#### Your instructions
Copy each line below without leaving any out.

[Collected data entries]

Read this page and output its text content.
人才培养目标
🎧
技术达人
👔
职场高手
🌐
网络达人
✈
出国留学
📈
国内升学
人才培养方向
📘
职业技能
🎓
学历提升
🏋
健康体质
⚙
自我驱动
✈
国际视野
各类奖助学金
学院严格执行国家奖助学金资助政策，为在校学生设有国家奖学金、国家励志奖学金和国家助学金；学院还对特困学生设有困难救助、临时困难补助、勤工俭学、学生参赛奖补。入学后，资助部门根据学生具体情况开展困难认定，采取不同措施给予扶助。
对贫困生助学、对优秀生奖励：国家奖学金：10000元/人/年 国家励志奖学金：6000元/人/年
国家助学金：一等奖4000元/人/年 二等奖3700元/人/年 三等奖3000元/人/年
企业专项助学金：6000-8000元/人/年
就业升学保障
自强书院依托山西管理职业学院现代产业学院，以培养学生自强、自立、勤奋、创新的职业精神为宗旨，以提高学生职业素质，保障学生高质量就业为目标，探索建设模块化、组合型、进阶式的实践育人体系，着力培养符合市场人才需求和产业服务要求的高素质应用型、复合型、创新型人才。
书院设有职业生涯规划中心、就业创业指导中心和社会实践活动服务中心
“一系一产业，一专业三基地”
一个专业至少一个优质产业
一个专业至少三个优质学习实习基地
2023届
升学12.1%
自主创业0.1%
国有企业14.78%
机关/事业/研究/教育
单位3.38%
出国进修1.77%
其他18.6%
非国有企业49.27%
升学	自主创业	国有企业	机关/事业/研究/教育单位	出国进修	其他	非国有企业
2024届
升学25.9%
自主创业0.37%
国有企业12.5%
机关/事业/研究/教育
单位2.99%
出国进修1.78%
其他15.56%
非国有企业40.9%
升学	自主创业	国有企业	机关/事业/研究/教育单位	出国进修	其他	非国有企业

#### Reply
Read this page and output its text content.
人才培养目标
🎧
技术达人
👔
职场高手
🌐
网络达人
✈
出国留学
📈
国内升学
人才培养方向
📘
职业技能
🎓
学历提升
🏋
健康体质
⚙
自我驱动
✈
国际视野
各类奖助学金
学院严格执行国家奖助学金资助政策，为在校学生设有国家奖学金、国家励志奖学金和国家助学金；学院还对特困学生设有困难救助、临时困难补助、勤工俭学、学生参赛奖补。入学后，资助部门根据学生具体情况开展困难认定，采取不同措施给予扶助。
对贫困生助学、对优秀生奖励：国家奖学金：10000元/人/年 国家励志奖学金：6000元/人/年
国家助学金：一等奖4000元/人/年 二等奖3700元/人/年 三等奖3000元/人/年
企业专项助学金：6000-8000元/人/年
就业升学保障
自强书院依托山西管理职业学院现代产业学院，以培养学生自强、自立、勤奋、创新的职业精神为宗旨，以提高学生职业素质，保障学生高质量就业为目标，探索建设模块化、组合型、进阶式的实践育人体系，着力培养符合市场人才需求和产业服务要求的高素质应用型、复合型、创新型人才。
书院设有职业生涯规划中心、就业创业指导中心和社会实践活动服务中心
“一系一产业，一专业三基地”
一个专业至少一个优质产业
一个专业至少三个优质学习实习基地
2023届
升学12.1%
自主创业0.1%
国有企业14.78%
机关/事业/研究/教育
单位3.38%
出国进修1.77%
其他18.6%
非国有企业49.27%
升学	自主创业	国有企业	机关/事业/研究/教育单位	出国进修	其他	非国有企业
2024届
升学25.9%
自主创业0.37%
国有企业12.5%
机关/事业/研究/教育
单位2.99%
出国进修1.78%
其他15.56%
非国有企业40.9%
升学	自主创业	国有企业	机关/事业/研究/教育单位	出国进修	其他	非国有企业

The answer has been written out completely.